*Activité*. Quels animaux composent le Bestiaire monumental présenté dans l'extrait choisi ci-dessous ? Répondez en une phrase, s'il vous plaît.
═══ Extrait choisi ═══
Dans la Forêt de Bofflens, un sapin Président abattu pour des raisons sanitaires a trouvé une seconde vie. Ce bois, fragilisé par le stress hydrique, est devenu la matière d’un Bestiaire monumental, une sculpture à la tronçonneuse célébrant la faune locale. Composé d’un hibou grand-duc, d’une vipère, d’une chauve-souris, d’un renard et d’un blaireau, le bestiaire évoque la diversité des animaux qui peuplent les sous-bois et les plaines environnantes.
La pièce a été façonnée à la tronçonneuse, puis détaillée avec des petites machines et des gouges de sculpture. Chaque animal a reçu une attention particulière : texture du pelage, courbe des ailes, attitude du regard. La finition est brossée et lasurée, rehaussée de lazures colorées et de peintures acryliques pour souligner les contrastes du bois et donner profondeur et mouvement à l’ensemble.
Au-delà de la prouesse technique, cette sculpture témoigne du dialogue entre l’homme, le bois et les animaux. Le Bestiaire monumental rappelle que la forêt n’est pas un simple décor, mais un écosystème vivant où chaque espèce joue sa partition. L’œuvre transforme la fin d’un arbre en renaissance artistique, un hymne à la nature et à la durabilité.
═══ Liste des enregistrements ═══
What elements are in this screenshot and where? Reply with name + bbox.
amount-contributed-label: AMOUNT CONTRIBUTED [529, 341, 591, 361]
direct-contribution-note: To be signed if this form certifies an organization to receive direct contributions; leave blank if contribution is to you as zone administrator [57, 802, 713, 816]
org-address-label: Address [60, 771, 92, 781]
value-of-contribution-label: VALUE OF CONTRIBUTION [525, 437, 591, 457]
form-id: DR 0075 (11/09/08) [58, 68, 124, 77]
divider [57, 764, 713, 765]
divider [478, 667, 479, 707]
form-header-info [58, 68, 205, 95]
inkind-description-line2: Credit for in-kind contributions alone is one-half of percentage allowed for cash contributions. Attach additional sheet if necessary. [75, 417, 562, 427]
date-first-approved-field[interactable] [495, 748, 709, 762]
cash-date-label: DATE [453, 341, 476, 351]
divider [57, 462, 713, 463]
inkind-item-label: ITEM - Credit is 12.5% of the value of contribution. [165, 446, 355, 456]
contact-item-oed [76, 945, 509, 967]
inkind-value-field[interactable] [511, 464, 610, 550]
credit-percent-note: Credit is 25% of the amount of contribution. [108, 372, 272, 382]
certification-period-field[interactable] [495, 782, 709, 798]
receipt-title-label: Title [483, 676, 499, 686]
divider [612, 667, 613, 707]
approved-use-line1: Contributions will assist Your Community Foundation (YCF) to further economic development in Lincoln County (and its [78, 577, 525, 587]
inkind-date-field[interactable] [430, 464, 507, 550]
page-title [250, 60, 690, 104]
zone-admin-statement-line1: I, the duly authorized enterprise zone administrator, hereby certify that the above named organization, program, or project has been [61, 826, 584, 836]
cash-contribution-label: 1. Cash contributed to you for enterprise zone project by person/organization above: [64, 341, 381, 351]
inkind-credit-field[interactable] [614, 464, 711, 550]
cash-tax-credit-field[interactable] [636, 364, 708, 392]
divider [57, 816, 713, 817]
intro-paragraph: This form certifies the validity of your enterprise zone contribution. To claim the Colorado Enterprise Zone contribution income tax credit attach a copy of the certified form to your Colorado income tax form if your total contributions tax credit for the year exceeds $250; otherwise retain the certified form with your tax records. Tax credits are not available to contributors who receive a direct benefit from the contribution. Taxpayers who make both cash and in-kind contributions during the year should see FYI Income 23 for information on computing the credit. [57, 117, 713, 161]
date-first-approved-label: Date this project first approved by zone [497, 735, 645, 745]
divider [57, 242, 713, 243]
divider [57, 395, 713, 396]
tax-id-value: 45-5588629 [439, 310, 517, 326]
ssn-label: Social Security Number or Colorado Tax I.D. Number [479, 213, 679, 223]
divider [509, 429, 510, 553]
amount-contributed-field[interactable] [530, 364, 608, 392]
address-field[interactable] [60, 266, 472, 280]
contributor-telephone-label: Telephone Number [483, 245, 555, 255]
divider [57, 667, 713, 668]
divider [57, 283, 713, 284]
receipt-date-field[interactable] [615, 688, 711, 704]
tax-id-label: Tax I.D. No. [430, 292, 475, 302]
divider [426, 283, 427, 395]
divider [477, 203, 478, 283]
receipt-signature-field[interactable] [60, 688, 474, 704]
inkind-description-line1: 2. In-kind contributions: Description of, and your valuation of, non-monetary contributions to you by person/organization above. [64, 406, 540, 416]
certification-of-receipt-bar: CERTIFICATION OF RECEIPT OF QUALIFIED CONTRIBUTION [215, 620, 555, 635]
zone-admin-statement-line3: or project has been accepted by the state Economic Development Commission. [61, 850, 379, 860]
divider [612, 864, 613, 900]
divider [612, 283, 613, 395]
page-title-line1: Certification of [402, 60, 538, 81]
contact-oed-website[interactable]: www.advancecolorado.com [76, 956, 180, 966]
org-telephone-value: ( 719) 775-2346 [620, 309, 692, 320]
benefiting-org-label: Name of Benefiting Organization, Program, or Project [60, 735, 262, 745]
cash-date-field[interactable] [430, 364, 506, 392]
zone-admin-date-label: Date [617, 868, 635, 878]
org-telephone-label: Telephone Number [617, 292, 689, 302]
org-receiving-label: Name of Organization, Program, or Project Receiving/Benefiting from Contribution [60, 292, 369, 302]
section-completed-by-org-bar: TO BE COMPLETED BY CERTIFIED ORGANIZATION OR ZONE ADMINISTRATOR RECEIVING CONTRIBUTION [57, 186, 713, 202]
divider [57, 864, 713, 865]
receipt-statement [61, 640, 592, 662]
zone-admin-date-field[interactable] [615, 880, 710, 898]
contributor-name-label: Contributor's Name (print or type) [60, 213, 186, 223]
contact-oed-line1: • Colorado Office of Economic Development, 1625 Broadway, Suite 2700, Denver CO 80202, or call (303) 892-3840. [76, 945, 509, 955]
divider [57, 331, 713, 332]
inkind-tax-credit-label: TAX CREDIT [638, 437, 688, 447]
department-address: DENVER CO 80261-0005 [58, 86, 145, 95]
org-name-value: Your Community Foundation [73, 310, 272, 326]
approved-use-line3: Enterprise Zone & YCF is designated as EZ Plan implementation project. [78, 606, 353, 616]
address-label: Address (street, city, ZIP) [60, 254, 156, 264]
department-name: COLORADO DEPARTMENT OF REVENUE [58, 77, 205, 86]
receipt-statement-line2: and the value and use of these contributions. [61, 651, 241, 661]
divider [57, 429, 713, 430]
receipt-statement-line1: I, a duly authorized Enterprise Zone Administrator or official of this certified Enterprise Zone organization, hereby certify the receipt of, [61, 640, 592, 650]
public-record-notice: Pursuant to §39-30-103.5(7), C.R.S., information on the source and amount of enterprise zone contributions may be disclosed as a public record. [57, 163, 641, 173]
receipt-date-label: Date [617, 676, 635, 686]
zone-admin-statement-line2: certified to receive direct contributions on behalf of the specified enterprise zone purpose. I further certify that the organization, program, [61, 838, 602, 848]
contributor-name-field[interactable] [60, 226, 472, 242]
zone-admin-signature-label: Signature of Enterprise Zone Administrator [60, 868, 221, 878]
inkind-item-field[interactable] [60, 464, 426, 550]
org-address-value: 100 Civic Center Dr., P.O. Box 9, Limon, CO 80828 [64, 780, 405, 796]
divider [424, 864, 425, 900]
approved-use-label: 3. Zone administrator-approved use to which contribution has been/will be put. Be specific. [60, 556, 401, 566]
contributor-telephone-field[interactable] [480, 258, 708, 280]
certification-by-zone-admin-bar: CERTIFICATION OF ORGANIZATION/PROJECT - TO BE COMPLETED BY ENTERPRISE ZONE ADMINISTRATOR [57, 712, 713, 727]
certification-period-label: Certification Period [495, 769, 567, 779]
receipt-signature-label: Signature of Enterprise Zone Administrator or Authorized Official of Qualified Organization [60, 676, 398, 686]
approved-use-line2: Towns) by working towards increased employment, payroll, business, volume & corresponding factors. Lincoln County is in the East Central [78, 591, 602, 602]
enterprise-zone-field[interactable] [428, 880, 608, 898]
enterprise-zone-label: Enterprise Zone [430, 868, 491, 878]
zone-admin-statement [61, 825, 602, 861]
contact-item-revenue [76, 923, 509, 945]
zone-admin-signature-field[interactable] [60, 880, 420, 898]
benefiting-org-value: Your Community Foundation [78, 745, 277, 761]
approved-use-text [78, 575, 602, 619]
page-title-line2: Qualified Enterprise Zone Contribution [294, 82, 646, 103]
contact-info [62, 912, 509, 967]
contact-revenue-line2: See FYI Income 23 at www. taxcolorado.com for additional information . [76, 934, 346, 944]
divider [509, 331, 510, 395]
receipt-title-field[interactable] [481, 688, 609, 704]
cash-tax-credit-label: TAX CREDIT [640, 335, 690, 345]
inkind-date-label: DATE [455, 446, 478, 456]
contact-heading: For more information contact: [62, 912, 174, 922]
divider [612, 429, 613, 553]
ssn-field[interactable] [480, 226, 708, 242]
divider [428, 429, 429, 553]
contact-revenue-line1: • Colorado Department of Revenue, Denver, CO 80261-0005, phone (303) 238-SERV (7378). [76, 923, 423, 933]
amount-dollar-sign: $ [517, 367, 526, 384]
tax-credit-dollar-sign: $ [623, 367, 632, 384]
═══
*Réponse*. Le Bestiaire monumental se compose d'un hibou grand-duc, d'une vipère, d'une chauve-souris, d'un renard et d'un blaireau.